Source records
━━━━━━━━━━

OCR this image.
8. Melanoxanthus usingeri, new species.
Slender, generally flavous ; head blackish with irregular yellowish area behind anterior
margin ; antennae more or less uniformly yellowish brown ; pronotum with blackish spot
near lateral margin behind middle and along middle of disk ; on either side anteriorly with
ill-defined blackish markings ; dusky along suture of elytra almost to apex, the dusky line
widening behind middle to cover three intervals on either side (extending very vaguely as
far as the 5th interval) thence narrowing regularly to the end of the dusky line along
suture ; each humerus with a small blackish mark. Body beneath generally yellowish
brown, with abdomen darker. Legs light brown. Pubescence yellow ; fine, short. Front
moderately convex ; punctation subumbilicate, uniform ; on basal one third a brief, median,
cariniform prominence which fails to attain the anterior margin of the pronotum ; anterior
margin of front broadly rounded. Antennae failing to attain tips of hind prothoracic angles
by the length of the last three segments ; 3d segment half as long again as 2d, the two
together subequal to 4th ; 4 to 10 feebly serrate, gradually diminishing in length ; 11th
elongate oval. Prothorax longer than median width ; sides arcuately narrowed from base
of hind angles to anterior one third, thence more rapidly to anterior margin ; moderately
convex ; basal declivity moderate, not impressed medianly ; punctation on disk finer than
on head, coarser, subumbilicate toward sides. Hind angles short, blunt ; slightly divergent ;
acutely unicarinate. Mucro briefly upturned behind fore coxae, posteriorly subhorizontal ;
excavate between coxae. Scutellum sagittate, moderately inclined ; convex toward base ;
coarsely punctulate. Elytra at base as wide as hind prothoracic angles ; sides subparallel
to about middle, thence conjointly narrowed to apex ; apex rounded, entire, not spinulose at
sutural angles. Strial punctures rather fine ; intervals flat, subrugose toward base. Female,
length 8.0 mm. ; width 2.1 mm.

━━━━━━━━━━

[Problem]
Make a copy of each line that contains the string "attain".

[Final result]
cariniform prominence which fails to attain the anterior margin of the pronotum ; anterior
margin of front broadly rounded. Antennae failing to attain tips of hind prothoracic angles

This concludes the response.